» EXTRACTED INFORMATION:
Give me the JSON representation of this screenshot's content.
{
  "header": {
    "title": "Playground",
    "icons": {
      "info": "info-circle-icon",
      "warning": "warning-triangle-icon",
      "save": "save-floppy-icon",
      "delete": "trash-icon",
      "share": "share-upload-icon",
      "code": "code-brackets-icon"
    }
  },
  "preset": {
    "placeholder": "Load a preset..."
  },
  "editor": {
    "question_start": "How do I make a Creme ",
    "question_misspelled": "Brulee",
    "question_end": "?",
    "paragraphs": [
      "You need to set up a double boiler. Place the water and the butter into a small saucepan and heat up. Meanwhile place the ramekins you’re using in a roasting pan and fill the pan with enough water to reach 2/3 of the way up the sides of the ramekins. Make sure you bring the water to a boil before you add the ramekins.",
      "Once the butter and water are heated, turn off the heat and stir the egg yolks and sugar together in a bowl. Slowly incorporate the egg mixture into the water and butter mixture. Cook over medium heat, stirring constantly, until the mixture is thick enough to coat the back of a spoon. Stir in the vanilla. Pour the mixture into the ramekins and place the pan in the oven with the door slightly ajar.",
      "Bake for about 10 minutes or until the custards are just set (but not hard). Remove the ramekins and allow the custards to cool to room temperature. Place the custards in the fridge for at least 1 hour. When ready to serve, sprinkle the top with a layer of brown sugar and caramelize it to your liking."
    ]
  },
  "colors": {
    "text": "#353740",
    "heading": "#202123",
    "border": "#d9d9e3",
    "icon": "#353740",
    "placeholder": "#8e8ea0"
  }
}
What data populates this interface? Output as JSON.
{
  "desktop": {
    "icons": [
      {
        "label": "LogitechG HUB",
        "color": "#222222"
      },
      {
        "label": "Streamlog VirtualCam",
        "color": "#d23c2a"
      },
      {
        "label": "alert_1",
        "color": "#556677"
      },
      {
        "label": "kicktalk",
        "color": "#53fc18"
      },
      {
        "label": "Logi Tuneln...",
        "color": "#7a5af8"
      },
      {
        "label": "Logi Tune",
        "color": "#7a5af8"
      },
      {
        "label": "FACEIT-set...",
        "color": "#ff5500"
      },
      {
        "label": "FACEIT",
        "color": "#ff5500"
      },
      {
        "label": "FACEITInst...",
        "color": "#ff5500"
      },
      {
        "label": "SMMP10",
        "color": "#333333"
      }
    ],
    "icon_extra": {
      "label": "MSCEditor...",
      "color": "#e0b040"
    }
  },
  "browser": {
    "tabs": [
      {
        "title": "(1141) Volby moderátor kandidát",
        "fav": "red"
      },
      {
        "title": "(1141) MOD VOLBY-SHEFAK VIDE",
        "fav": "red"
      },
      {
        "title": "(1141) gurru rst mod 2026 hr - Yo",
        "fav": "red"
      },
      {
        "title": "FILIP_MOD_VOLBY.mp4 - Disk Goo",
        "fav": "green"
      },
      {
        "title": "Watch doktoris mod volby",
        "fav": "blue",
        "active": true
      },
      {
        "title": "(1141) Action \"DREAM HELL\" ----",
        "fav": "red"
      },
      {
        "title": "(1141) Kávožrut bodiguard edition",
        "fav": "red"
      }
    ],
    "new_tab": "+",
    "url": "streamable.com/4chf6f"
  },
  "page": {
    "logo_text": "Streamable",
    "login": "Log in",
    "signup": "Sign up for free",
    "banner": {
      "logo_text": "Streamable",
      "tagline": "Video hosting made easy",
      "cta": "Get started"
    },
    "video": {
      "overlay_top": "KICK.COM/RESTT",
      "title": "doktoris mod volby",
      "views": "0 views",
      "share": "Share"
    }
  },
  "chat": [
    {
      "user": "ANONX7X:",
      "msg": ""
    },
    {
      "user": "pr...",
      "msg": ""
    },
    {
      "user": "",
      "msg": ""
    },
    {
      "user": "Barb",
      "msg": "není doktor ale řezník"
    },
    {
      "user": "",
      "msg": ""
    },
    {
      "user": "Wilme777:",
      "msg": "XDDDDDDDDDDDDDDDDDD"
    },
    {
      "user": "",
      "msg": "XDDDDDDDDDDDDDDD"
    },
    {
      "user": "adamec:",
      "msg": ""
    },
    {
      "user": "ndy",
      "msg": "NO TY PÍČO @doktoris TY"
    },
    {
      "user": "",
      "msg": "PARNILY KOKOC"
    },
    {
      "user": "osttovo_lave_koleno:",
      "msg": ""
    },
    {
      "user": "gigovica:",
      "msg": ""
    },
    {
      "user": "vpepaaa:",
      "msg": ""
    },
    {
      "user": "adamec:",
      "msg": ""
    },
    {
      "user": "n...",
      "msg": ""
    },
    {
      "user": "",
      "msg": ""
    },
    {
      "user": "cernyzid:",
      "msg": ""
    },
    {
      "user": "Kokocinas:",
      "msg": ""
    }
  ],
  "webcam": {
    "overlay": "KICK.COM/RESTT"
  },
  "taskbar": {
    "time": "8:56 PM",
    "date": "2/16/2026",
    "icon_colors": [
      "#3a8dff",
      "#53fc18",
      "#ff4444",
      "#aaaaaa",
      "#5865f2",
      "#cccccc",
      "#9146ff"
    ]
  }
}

» CHALLENGE: Quote all the records. Keep every word exact.

» REPLY TO THE TASK:
Give me the JSON representation of this screenshot's content.
{
  "header": {
    "title": "Playground",
    "icons": {
      "info": "info-circle-icon",
      "warning": "warning-triangle-icon",
      "save": "save-floppy-icon",
      "delete": "trash-icon",
      "share": "share-upload-icon",
      "code": "code-brackets-icon"
    }
  },
  "preset": {
    "placeholder": "Load a preset..."
  },
  "editor": {
    "question_start": "How do I make a Creme ",
    "question_misspelled": "Brulee",
    "question_end": "?",
    "paragraphs": [
      "You need to set up a double boiler. Place the water and the butter into a small saucepan and heat up. Meanwhile place the ramekins you’re using in a roasting pan and fill the pan with enough water to reach 2/3 of the way up the sides of the ramekins. Make sure you bring the water to a boil before you add the ramekins.",
      "Once the butter and water are heated, turn off the heat and stir the egg yolks and sugar together in a bowl. Slowly incorporate the egg mixture into the water and butter mixture. Cook over medium heat, stirring constantly, until the mixture is thick enough to coat the back of a spoon. Stir in the vanilla. Pour the mixture into the ramekins and place the pan in the oven with the door slightly ajar.",
      "Bake for about 10 minutes or until the custards are just set (but not hard). Remove the ramekins and allow the custards to cool to room temperature. Place the custards in the fridge for at least 1 hour. When ready to serve, sprinkle the top with a layer of brown sugar and caramelize it to your liking."
    ]
  },
  "colors": {
    "text": "#353740",
    "heading": "#202123",
    "border": "#d9d9e3",
    "icon": "#353740",
    "placeholder": "#8e8ea0"
  }
}
What data populates this interface? Output as JSON.
{
  "desktop": {
    "icons": [
      {
        "label": "LogitechG HUB",
        "color": "#222222"
      },
      {
        "label": "Streamlog VirtualCam",
        "color": "#d23c2a"
      },
      {
        "label": "alert_1",
        "color": "#556677"
      },
      {
        "label": "kicktalk",
        "color": "#53fc18"
      },
      {
        "label": "Logi Tuneln...",
        "color": "#7a5af8"
      },
      {
        "label": "Logi Tune",
        "color": "#7a5af8"
      },
      {
        "label": "FACEIT-set...",
        "color": "#ff5500"
      },
      {
        "label": "FACEIT",
        "color": "#ff5500"
      },
      {
        "label": "FACEITInst...",
        "color": "#ff5500"
      },
      {
        "label": "SMMP10",
        "color": "#333333"
      }
    ],
    "icon_extra": {
      "label": "MSCEditor...",
      "color": "#e0b040"
    }
  },
  "browser": {
    "tabs": [
      {
        "title": "(1141) Volby moderátor kandidát",
        "fav": "red"
      },
      {
        "title": "(1141) MOD VOLBY-SHEFAK VIDE",
        "fav": "red"
      },
      {
        "title": "(1141) gurru rst mod 2026 hr - Yo",
        "fav": "red"
      },
      {
        "title": "FILIP_MOD_VOLBY.mp4 - Disk Goo",
        "fav": "green"
      },
      {
        "title": "Watch doktoris mod volby",
        "fav": "blue",
        "active": true
      },
      {
        "title": "(1141) Action \"DREAM HELL\" ----",
        "fav": "red"
      },
      {
        "title": "(1141) Kávožrut bodiguard edition",
        "fav": "red"
      }
    ],
    "new_tab": "+",
    "url": "streamable.com/4chf6f"
  },
  "page": {
    "logo_text": "Streamable",
    "login": "Log in",
    "signup": "Sign up for free",
    "banner": {
      "logo_text": "Streamable",
      "tagline": "Video hosting made easy",
      "cta": "Get started"
    },
    "video": {
      "overlay_top": "KICK.COM/RESTT",
      "title": "doktoris mod volby",
      "views": "0 views",
      "share": "Share"
    }
  },
  "chat": [
    {
      "user": "ANONX7X:",
      "msg": ""
    },
    {
      "user": "pr...",
      "msg": ""
    },
    {
      "user": "",
      "msg": ""
    },
    {
      "user": "Barb",
      "msg": "není doktor ale řezník"
    },
    {
      "user": "",
      "msg": ""
    },
    {
      "user": "Wilme777:",
      "msg": "XDDDDDDDDDDDDDDDDDD"
    },
    {
      "user": "",
      "msg": "XDDDDDDDDDDDDDDD"
    },
    {
      "user": "adamec:",
      "msg": ""
    },
    {
      "user": "ndy",
      "msg": "NO TY PÍČO @doktoris TY"
    },
    {
      "user": "",
      "msg": "PARNILY KOKOC"
    },
    {
      "user": "osttovo_lave_koleno:",
      "msg": ""
    },
    {
      "user": "gigovica:",
      "msg": ""
    },
    {
      "user": "vpepaaa:",
      "msg": ""
    },
    {
      "user": "adamec:",
      "msg": ""
    },
    {
      "user": "n...",
      "msg": ""
    },
    {
      "user": "",
      "msg": ""
    },
    {
      "user": "cernyzid:",
      "msg": ""
    },
    {
      "user": "Kokocinas:",
      "msg": ""
    }
  ],
  "webcam": {
    "overlay": "KICK.COM/RESTT"
  },
  "taskbar": {
    "time": "8:56 PM",
    "date": "2/16/2026",
    "icon_colors": [
      "#3a8dff",
      "#53fc18",
      "#ff4444",
      "#aaaaaa",
      "#5865f2",
      "#cccccc",
      "#9146ff"
    ]
  }
}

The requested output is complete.